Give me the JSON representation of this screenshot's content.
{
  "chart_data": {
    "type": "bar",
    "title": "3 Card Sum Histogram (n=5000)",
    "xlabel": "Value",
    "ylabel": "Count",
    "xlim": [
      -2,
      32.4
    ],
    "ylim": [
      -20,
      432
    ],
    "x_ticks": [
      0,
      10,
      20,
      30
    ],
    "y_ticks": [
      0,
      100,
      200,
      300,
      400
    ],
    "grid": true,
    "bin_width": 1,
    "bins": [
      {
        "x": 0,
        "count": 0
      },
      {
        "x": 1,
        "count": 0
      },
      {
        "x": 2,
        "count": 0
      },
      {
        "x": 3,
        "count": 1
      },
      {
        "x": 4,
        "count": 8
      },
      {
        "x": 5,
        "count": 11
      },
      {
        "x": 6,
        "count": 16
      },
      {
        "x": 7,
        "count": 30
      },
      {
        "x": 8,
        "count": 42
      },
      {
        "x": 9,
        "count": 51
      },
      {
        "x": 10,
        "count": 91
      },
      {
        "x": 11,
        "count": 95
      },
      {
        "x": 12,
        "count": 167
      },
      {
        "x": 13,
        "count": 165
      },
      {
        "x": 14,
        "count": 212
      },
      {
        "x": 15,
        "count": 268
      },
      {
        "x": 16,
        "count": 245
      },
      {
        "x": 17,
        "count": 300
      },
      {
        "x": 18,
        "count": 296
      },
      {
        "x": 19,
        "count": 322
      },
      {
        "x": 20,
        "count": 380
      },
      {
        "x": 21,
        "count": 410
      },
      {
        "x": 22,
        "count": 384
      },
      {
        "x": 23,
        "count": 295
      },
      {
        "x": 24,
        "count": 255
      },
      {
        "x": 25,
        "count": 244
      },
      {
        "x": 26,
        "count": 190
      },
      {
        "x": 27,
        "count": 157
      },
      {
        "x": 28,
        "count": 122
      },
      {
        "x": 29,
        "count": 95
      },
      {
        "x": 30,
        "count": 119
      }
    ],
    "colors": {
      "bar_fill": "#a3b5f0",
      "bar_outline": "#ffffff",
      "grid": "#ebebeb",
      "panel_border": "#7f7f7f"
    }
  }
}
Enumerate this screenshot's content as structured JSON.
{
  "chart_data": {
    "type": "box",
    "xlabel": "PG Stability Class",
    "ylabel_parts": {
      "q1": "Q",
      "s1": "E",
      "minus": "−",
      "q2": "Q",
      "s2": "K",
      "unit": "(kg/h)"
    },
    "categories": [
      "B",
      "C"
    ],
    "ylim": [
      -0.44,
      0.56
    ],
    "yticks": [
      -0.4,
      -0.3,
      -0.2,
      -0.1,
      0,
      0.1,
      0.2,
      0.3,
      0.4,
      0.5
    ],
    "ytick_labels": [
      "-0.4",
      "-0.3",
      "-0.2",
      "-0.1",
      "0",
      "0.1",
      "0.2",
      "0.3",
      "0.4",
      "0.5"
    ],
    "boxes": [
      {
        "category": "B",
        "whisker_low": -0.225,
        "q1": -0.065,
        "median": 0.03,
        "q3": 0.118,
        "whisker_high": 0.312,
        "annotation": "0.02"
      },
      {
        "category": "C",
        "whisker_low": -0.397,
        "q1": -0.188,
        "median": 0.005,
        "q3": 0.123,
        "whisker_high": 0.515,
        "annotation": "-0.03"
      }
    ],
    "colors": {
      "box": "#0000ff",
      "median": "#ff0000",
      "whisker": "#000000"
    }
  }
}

# Work to be completed
Copy each line of the data exactly, leaving nothing out.

# Task answer
Give me the JSON representation of this screenshot's content.
{
  "chart_data": {
    "type": "bar",
    "title": "3 Card Sum Histogram (n=5000)",
    "xlabel": "Value",
    "ylabel": "Count",
    "xlim": [
      -2,
      32.4
    ],
    "ylim": [
      -20,
      432
    ],
    "x_ticks": [
      0,
      10,
      20,
      30
    ],
    "y_ticks": [
      0,
      100,
      200,
      300,
      400
    ],
    "grid": true,
    "bin_width": 1,
    "bins": [
      {
        "x": 0,
        "count": 0
      },
      {
        "x": 1,
        "count": 0
      },
      {
        "x": 2,
        "count": 0
      },
      {
        "x": 3,
        "count": 1
      },
      {
        "x": 4,
        "count": 8
      },
      {
        "x": 5,
        "count": 11
      },
      {
        "x": 6,
        "count": 16
      },
      {
        "x": 7,
        "count": 30
      },
      {
        "x": 8,
        "count": 42
      },
      {
        "x": 9,
        "count": 51
      },
      {
        "x": 10,
        "count": 91
      },
      {
        "x": 11,
        "count": 95
      },
      {
        "x": 12,
        "count": 167
      },
      {
        "x": 13,
        "count": 165
      },
      {
        "x": 14,
        "count": 212
      },
      {
        "x": 15,
        "count": 268
      },
      {
        "x": 16,
        "count": 245
      },
      {
        "x": 17,
        "count": 300
      },
      {
        "x": 18,
        "count": 296
      },
      {
        "x": 19,
        "count": 322
      },
      {
        "x": 20,
        "count": 380
      },
      {
        "x": 21,
        "count": 410
      },
      {
        "x": 22,
        "count": 384
      },
      {
        "x": 23,
        "count": 295
      },
      {
        "x": 24,
        "count": 255
      },
      {
        "x": 25,
        "count": 244
      },
      {
        "x": 26,
        "count": 190
      },
      {
        "x": 27,
        "count": 157
      },
      {
        "x": 28,
        "count": 122
      },
      {
        "x": 29,
        "count": 95
      },
      {
        "x": 30,
        "count": 119
      }
    ],
    "colors": {
      "bar_fill": "#a3b5f0",
      "bar_outline": "#ffffff",
      "grid": "#ebebeb",
      "panel_border": "#7f7f7f"
    }
  }
}
Enumerate this screenshot's content as structured JSON.
{
  "chart_data": {
    "type": "box",
    "xlabel": "PG Stability Class",
    "ylabel_parts": {
      "q1": "Q",
      "s1": "E",
      "minus": "−",
      "q2": "Q",
      "s2": "K",
      "unit": "(kg/h)"
    },
    "categories": [
      "B",
      "C"
    ],
    "ylim": [
      -0.44,
      0.56
    ],
    "yticks": [
      -0.4,
      -0.3,
      -0.2,
      -0.1,
      0,
      0.1,
      0.2,
      0.3,
      0.4,
      0.5
    ],
    "ytick_labels": [
      "-0.4",
      "-0.3",
      "-0.2",
      "-0.1",
      "0",
      "0.1",
      "0.2",
      "0.3",
      "0.4",
      "0.5"
    ],
    "boxes": [
      {
        "category": "B",
        "whisker_low": -0.225,
        "q1": -0.065,
        "median": 0.03,
        "q3": 0.118,
        "whisker_high": 0.312,
        "annotation": "0.02"
      },
      {
        "category": "C",
        "whisker_low": -0.397,
        "q1": -0.188,
        "median": 0.005,
        "q3": 0.123,
        "whisker_high": 0.515,
        "annotation": "-0.03"
      }
    ],
    "colors": {
      "box": "#0000ff",
      "median": "#ff0000",
      "whisker": "#000000"
    }
  }
}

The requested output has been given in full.